● WRITTEN PROBLEM
Reproduce the records verbatim, from the line containing "race-abbreviation: W bbox=[1271, 1510, 1294, 1536]" through the line containing "punch-hole bbox=[322, 103, 374, 155]", including both of those lines.

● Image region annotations
- - - -
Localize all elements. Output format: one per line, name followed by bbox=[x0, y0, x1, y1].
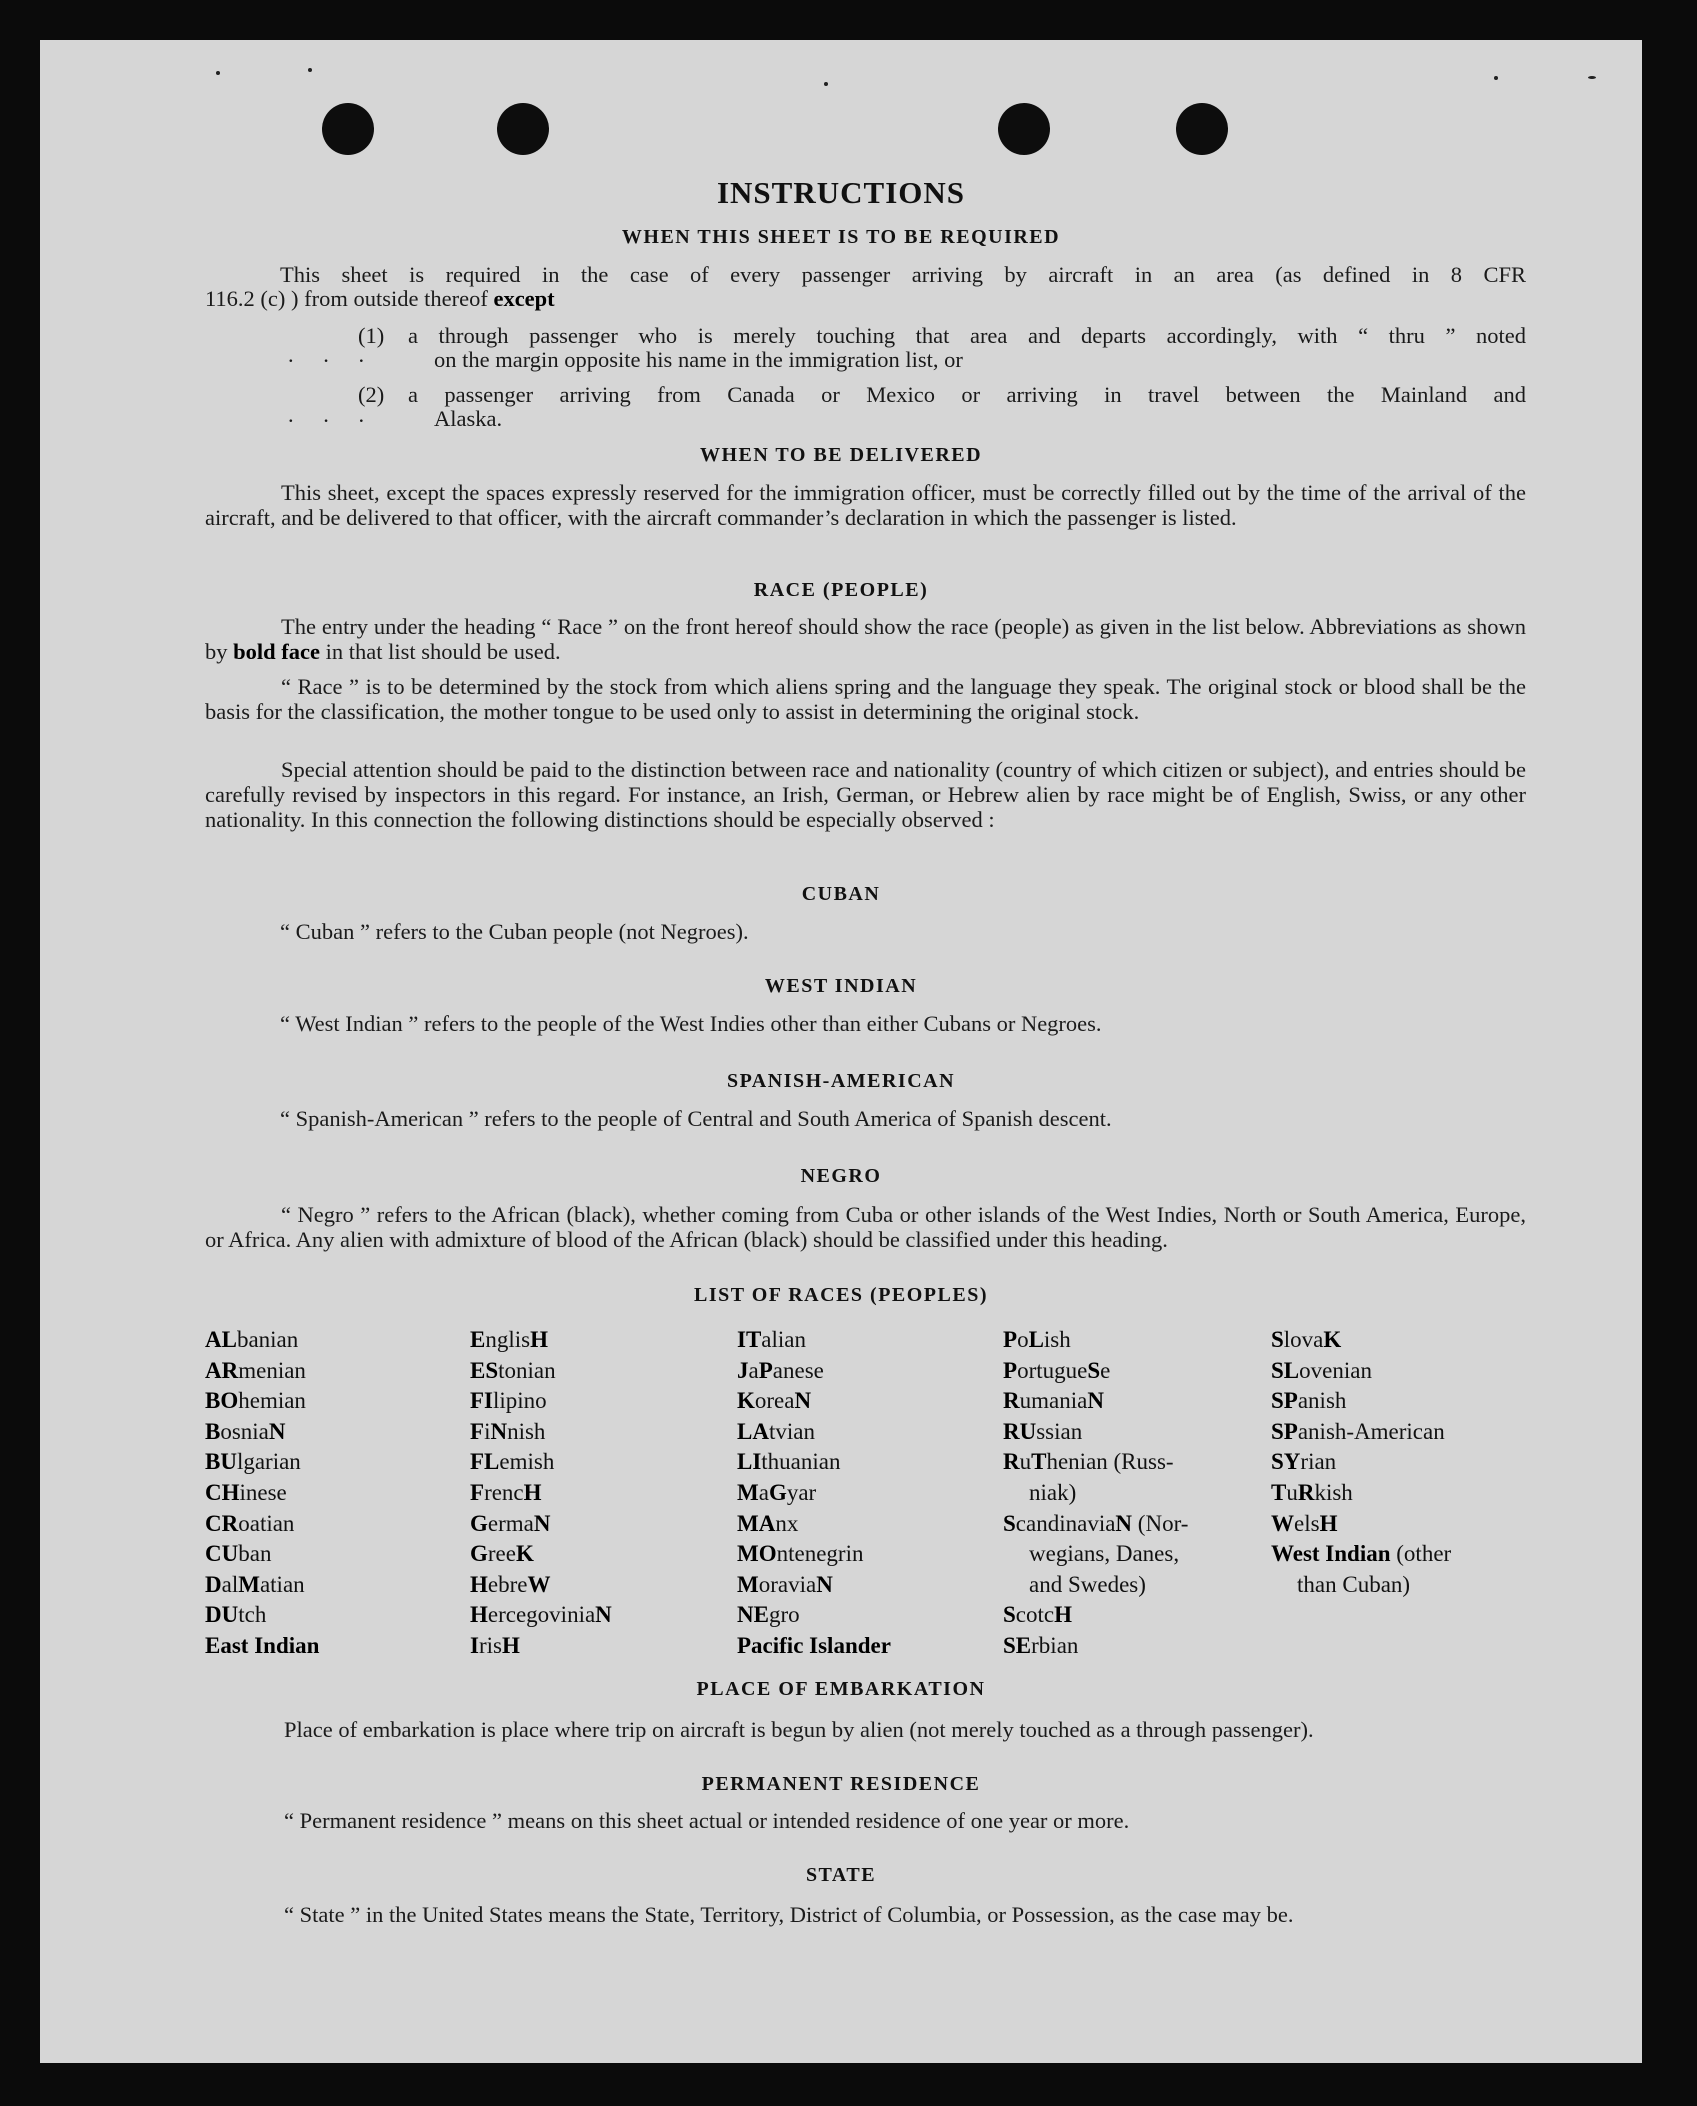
race-abbreviation: W bbox=[1271, 1510, 1294, 1536]
spanish-american-text: “ Spanish-American ” refers to the people of Central and South America of Spanish descent. bbox=[280, 1106, 1112, 1131]
race-abbreviation: DU bbox=[205, 1602, 239, 1628]
race-list-entry: than Cuban) bbox=[1297, 1571, 1411, 1597]
race-abbreviation: SP bbox=[1271, 1418, 1298, 1444]
race-list-entry bbox=[1003, 1447, 1188, 1478]
race-p1-b: in that list should be used. bbox=[325, 639, 561, 664]
section-heading-list-of-races: LIST OF RACES (PEOPLES) bbox=[693, 1284, 988, 1306]
race-list-entry bbox=[1271, 1325, 1451, 1356]
race-name-part: els bbox=[1294, 1510, 1320, 1536]
race-name-part: renc bbox=[484, 1479, 524, 1505]
race-name-part: ovenian bbox=[1299, 1357, 1372, 1383]
speck bbox=[1494, 76, 1498, 80]
race-name-part: o bbox=[1017, 1327, 1029, 1352]
punch-hole bbox=[322, 103, 374, 155]
speck bbox=[1588, 76, 1596, 79]
race-name-part: cotc bbox=[1015, 1602, 1055, 1628]
race-abbreviation: East Indian bbox=[205, 1632, 320, 1658]
race-name-part: oravia bbox=[758, 1571, 817, 1597]
race-abbreviation: R bbox=[1003, 1388, 1020, 1414]
section-heading-embarkation: PLACE OF EMBARKATION bbox=[696, 1678, 986, 1700]
race-list-entry bbox=[470, 1631, 612, 1662]
race-abbreviation: G bbox=[470, 1541, 488, 1567]
race-list-entry bbox=[1271, 1386, 1451, 1417]
race-name-part: ercegovinia bbox=[487, 1602, 596, 1628]
race-abbreviation: L bbox=[1028, 1327, 1044, 1352]
race-name-part: thuanian bbox=[761, 1449, 841, 1475]
when-delivered-text: This sheet, except the spaces expressly reserved for the immigration officer, must be correctly filled out by the time of the arrival of the aircraft, and be delivered to that officer, with the aircraft commander’s declaration in which the passenger is listed. bbox=[205, 480, 1526, 530]
race-list-entry bbox=[737, 1356, 891, 1387]
race-abbreviation: LA bbox=[737, 1418, 769, 1444]
race-name-part: u bbox=[1286, 1479, 1298, 1505]
speck bbox=[308, 68, 312, 72]
race-list-entry bbox=[737, 1539, 891, 1570]
race-abbreviation: M bbox=[737, 1479, 759, 1505]
section-heading-state: STATE bbox=[805, 1864, 877, 1886]
race-name-part: ris bbox=[478, 1632, 502, 1658]
race-list-entry bbox=[1003, 1600, 1188, 1631]
section-heading-spanish-american: SPANISH-AMERICAN bbox=[726, 1070, 956, 1092]
race-name-part: (other bbox=[1390, 1541, 1452, 1567]
race-abbreviation: H bbox=[470, 1602, 488, 1628]
race-list-entry: niak) bbox=[1029, 1479, 1077, 1505]
punch-hole bbox=[497, 103, 549, 155]
race-list-entry bbox=[737, 1570, 891, 1601]
race-abbreviation: H bbox=[1054, 1602, 1072, 1628]
speck bbox=[824, 82, 828, 86]
item-1-line-2: on the margin opposite his name in the immigration list, or bbox=[434, 347, 963, 372]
- - - -
● PROBLEM SOLUTION
race-abbreviation: W bbox=[1271, 1510, 1294, 1536]
spanish-american-text: “ Spanish-American ” refers to the people of Central and South America of Spanish descent. bbox=[280, 1106, 1112, 1131]
race-abbreviation: DU bbox=[205, 1602, 239, 1628]
race-list-entry: than Cuban) bbox=[1297, 1571, 1411, 1597]
race-abbreviation: SP bbox=[1271, 1418, 1298, 1444]
race-list-entry bbox=[1003, 1447, 1188, 1478]
race-p1-b: in that list should be used. bbox=[325, 639, 561, 664]
section-heading-list-of-races: LIST OF RACES (PEOPLES) bbox=[693, 1284, 988, 1306]
race-list-entry bbox=[1271, 1325, 1451, 1356]
race-name-part: els bbox=[1294, 1510, 1320, 1536]
race-name-part: renc bbox=[484, 1479, 524, 1505]
race-name-part: ovenian bbox=[1299, 1357, 1372, 1383]
speck bbox=[1494, 76, 1498, 80]
race-name-part: o bbox=[1017, 1327, 1029, 1352]
punch-hole bbox=[322, 103, 374, 155]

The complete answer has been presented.